_THE REQUEST_
Check every line below for the string "škodu", and copy the lines that contain it.

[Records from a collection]
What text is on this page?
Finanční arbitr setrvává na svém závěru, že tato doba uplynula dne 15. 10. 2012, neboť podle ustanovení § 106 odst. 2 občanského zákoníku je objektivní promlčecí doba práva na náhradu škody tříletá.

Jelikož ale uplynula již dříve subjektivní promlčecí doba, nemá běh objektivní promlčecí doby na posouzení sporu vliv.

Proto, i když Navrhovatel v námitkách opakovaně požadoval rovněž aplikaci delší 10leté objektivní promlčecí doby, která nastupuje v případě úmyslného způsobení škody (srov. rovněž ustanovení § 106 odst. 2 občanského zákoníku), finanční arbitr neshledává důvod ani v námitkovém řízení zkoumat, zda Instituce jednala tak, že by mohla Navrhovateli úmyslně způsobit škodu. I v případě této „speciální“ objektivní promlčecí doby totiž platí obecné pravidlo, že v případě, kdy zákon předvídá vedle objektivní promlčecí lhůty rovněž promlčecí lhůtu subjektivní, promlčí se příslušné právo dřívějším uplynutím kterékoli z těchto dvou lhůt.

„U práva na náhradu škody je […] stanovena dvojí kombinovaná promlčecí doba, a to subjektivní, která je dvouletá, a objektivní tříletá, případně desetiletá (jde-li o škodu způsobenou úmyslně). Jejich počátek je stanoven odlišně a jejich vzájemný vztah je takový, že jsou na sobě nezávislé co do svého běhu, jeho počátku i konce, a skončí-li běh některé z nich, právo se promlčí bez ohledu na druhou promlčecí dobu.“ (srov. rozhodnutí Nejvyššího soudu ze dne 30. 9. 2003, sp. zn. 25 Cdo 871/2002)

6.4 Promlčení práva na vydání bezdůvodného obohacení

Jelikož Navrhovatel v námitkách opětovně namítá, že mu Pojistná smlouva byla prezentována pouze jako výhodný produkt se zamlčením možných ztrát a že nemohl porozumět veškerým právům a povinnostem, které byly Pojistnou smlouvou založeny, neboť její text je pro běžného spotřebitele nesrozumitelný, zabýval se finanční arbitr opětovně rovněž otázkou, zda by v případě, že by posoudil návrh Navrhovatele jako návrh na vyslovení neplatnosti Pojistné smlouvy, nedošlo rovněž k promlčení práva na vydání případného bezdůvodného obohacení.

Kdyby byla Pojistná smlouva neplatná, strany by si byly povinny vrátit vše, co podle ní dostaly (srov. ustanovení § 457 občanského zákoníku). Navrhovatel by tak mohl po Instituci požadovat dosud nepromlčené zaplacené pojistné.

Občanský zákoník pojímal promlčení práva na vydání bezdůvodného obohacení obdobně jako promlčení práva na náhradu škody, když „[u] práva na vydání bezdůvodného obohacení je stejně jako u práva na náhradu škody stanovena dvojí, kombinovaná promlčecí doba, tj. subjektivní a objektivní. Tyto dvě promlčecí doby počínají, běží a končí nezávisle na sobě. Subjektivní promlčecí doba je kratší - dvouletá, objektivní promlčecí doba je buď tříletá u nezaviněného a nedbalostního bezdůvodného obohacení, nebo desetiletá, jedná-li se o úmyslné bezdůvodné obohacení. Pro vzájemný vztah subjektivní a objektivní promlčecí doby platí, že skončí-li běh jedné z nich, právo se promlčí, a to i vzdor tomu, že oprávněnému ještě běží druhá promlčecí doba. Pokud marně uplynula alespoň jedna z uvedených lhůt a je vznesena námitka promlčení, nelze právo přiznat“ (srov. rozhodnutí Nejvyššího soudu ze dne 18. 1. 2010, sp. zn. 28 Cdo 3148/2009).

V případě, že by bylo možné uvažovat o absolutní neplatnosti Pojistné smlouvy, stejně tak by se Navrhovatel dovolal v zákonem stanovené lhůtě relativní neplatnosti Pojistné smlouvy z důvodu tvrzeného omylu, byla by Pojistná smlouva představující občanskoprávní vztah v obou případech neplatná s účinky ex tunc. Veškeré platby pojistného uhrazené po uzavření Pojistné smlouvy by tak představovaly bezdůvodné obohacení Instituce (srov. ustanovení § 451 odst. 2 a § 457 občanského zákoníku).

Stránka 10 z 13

_COMPLETE OUTPUT_
Proto, i když Navrhovatel v námitkách opakovaně požadoval rovněž aplikaci delší 10leté objektivní promlčecí doby, která nastupuje v případě úmyslného způsobení škody (srov. rovněž ustanovení § 106 odst. 2 občanského zákoníku), finanční arbitr neshledává důvod ani v námitkovém řízení zkoumat, zda Instituce jednala tak, že by mohla Navrhovateli úmyslně způsobit škodu. I v případě této „speciální“ objektivní promlčecí doby totiž platí obecné pravidlo, že v případě, kdy zákon předvídá vedle objektivní promlčecí lhůty rovněž promlčecí lhůtu subjektivní, promlčí se příslušné právo dřívějším uplynutím kterékoli z těchto dvou lhůt.
„U práva na náhradu škody je […] stanovena dvojí kombinovaná promlčecí doba, a to subjektivní, která je dvouletá, a objektivní tříletá, případně desetiletá (jde-li o škodu způsobenou úmyslně). Jejich počátek je stanoven odlišně a jejich vzájemný vztah je takový, že jsou na sobě nezávislé co do svého běhu, jeho počátku i konce, a skončí-li běh některé z nich, právo se promlčí bez ohledu na druhou promlčecí dobu.“ (srov. rozhodnutí Nejvyššího soudu ze dne 30. 9. 2003, sp. zn. 25 Cdo 871/2002)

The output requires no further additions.